>>

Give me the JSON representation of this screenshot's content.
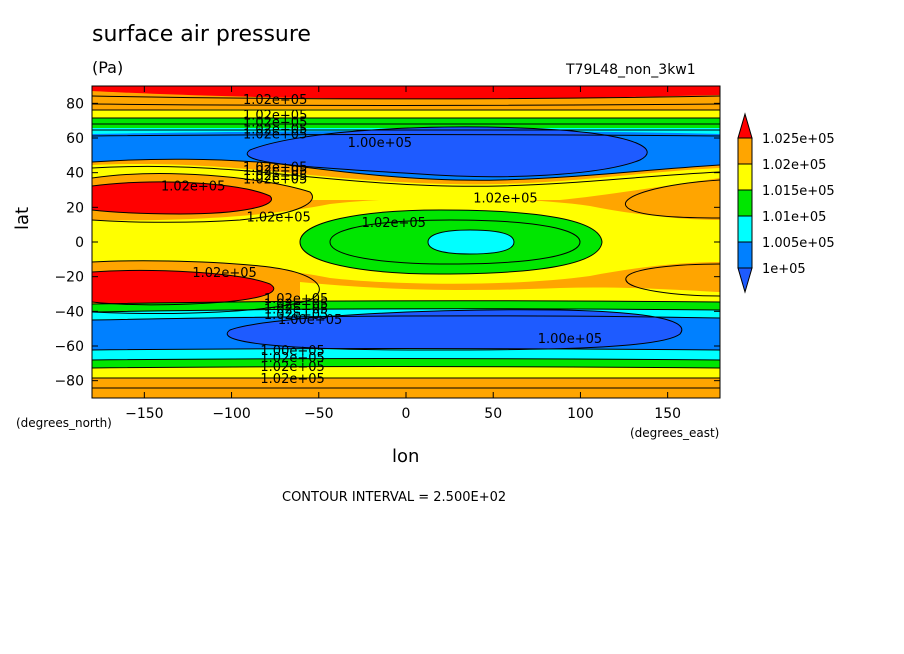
{
  "header": {
    "title": "surface air pressure",
    "units": "(Pa)",
    "run_id": "T79L48_non_3kw1"
  },
  "axes": {
    "xlabel": "lon",
    "ylabel": "lat",
    "xunits": "(degrees_east)",
    "yunits": "(degrees_north)"
  },
  "footer": {
    "contour_interval": "CONTOUR INTERVAL = 2.500E+02"
  },
  "chart_data": {
    "type": "heatmap",
    "title": "surface air pressure",
    "xlabel": "lon",
    "ylabel": "lat",
    "xlim": [
      -180,
      180
    ],
    "ylim": [
      -90,
      90
    ],
    "xticks": [
      -150,
      -100,
      -50,
      0,
      50,
      100,
      150
    ],
    "yticks": [
      -80,
      -60,
      -40,
      -20,
      0,
      20,
      40,
      60,
      80
    ],
    "contour_interval": 250,
    "colorbar": {
      "levels": [
        "1.025e+05",
        "1.02e+05",
        "1.015e+05",
        "1.01e+05",
        "1.005e+05",
        "1e+05"
      ],
      "colors": [
        "#ff0000",
        "#ffa500",
        "#ffff00",
        "#00e600",
        "#00ffff",
        "#0080ff",
        "#1e5bff"
      ]
    },
    "contour_labels": [
      {
        "text": "1.02e+05",
        "lon": -75,
        "lat": 82
      },
      {
        "text": "1.02e+05",
        "lon": -75,
        "lat": 73
      },
      {
        "text": "1.02e+05",
        "lon": -75,
        "lat": 69
      },
      {
        "text": "1.02e+05",
        "lon": -75,
        "lat": 65
      },
      {
        "text": "1.02e+05",
        "lon": -75,
        "lat": 62
      },
      {
        "text": "1.00e+05",
        "lon": -15,
        "lat": 57
      },
      {
        "text": "1.02e+05",
        "lon": -75,
        "lat": 43
      },
      {
        "text": "1.02e+05",
        "lon": -75,
        "lat": 41
      },
      {
        "text": "1.02e+05",
        "lon": -75,
        "lat": 38
      },
      {
        "text": "1.02e+05",
        "lon": -75,
        "lat": 36
      },
      {
        "text": "1.02e+05",
        "lon": -122,
        "lat": 32
      },
      {
        "text": "1.02e+05",
        "lon": 57,
        "lat": 25
      },
      {
        "text": "1.02e+05",
        "lon": -73,
        "lat": 14
      },
      {
        "text": "1.02e+05",
        "lon": -7,
        "lat": 11
      },
      {
        "text": "1.02e+05",
        "lon": -104,
        "lat": -18
      },
      {
        "text": "1.02e+05",
        "lon": -63,
        "lat": -33
      },
      {
        "text": "1.02e+05",
        "lon": -63,
        "lat": -36
      },
      {
        "text": "1.02e+05",
        "lon": -63,
        "lat": -39
      },
      {
        "text": "1.02e+05",
        "lon": -63,
        "lat": -42
      },
      {
        "text": "1.00e+05",
        "lon": -55,
        "lat": -45
      },
      {
        "text": "1.00e+05",
        "lon": 94,
        "lat": -56
      },
      {
        "text": "1.00e+05",
        "lon": -65,
        "lat": -63
      },
      {
        "text": "1.02e+05",
        "lon": -65,
        "lat": -67
      },
      {
        "text": "1.02e+05",
        "lon": -65,
        "lat": -72
      },
      {
        "text": "1.02e+05",
        "lon": -65,
        "lat": -79
      }
    ]
  }
}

<<

Given task — Reproduce all entries without any change, and omit the pictures.

Response to the exercise —
Give me the JSON representation of this screenshot's content.
{
  "header": {
    "title": "surface air pressure",
    "units": "(Pa)",
    "run_id": "T79L48_non_3kw1"
  },
  "axes": {
    "xlabel": "lon",
    "ylabel": "lat",
    "xunits": "(degrees_east)",
    "yunits": "(degrees_north)"
  },
  "footer": {
    "contour_interval": "CONTOUR INTERVAL = 2.500E+02"
  },
  "chart_data": {
    "type": "heatmap",
    "title": "surface air pressure",
    "xlabel": "lon",
    "ylabel": "lat",
    "xlim": [
      -180,
      180
    ],
    "ylim": [
      -90,
      90
    ],
    "xticks": [
      -150,
      -100,
      -50,
      0,
      50,
      100,
      150
    ],
    "yticks": [
      -80,
      -60,
      -40,
      -20,
      0,
      20,
      40,
      60,
      80
    ],
    "contour_interval": 250,
    "colorbar": {
      "levels": [
        "1.025e+05",
        "1.02e+05",
        "1.015e+05",
        "1.01e+05",
        "1.005e+05",
        "1e+05"
      ],
      "colors": [
        "#ff0000",
        "#ffa500",
        "#ffff00",
        "#00e600",
        "#00ffff",
        "#0080ff",
        "#1e5bff"
      ]
    },
    "contour_labels": [
      {
        "text": "1.02e+05",
        "lon": -75,
        "lat": 82
      },
      {
        "text": "1.02e+05",
        "lon": -75,
        "lat": 73
      },
      {
        "text": "1.02e+05",
        "lon": -75,
        "lat": 69
      },
      {
        "text": "1.02e+05",
        "lon": -75,
        "lat": 65
      },
      {
        "text": "1.02e+05",
        "lon": -75,
        "lat": 62
      },
      {
        "text": "1.00e+05",
        "lon": -15,
        "lat": 57
      },
      {
        "text": "1.02e+05",
        "lon": -75,
        "lat": 43
      },
      {
        "text": "1.02e+05",
        "lon": -75,
        "lat": 41
      },
      {
        "text": "1.02e+05",
        "lon": -75,
        "lat": 38
      },
      {
        "text": "1.02e+05",
        "lon": -75,
        "lat": 36
      },
      {
        "text": "1.02e+05",
        "lon": -122,
        "lat": 32
      },
      {
        "text": "1.02e+05",
        "lon": 57,
        "lat": 25
      },
      {
        "text": "1.02e+05",
        "lon": -73,
        "lat": 14
      },
      {
        "text": "1.02e+05",
        "lon": -7,
        "lat": 11
      },
      {
        "text": "1.02e+05",
        "lon": -104,
        "lat": -18
      },
      {
        "text": "1.02e+05",
        "lon": -63,
        "lat": -33
      },
      {
        "text": "1.02e+05",
        "lon": -63,
        "lat": -36
      },
      {
        "text": "1.02e+05",
        "lon": -63,
        "lat": -39
      },
      {
        "text": "1.02e+05",
        "lon": -63,
        "lat": -42
      },
      {
        "text": "1.00e+05",
        "lon": -55,
        "lat": -45
      },
      {
        "text": "1.00e+05",
        "lon": 94,
        "lat": -56
      },
      {
        "text": "1.00e+05",
        "lon": -65,
        "lat": -63
      },
      {
        "text": "1.02e+05",
        "lon": -65,
        "lat": -67
      },
      {
        "text": "1.02e+05",
        "lon": -65,
        "lat": -72
      },
      {
        "text": "1.02e+05",
        "lon": -65,
        "lat": -79
      }
    ]
  }
}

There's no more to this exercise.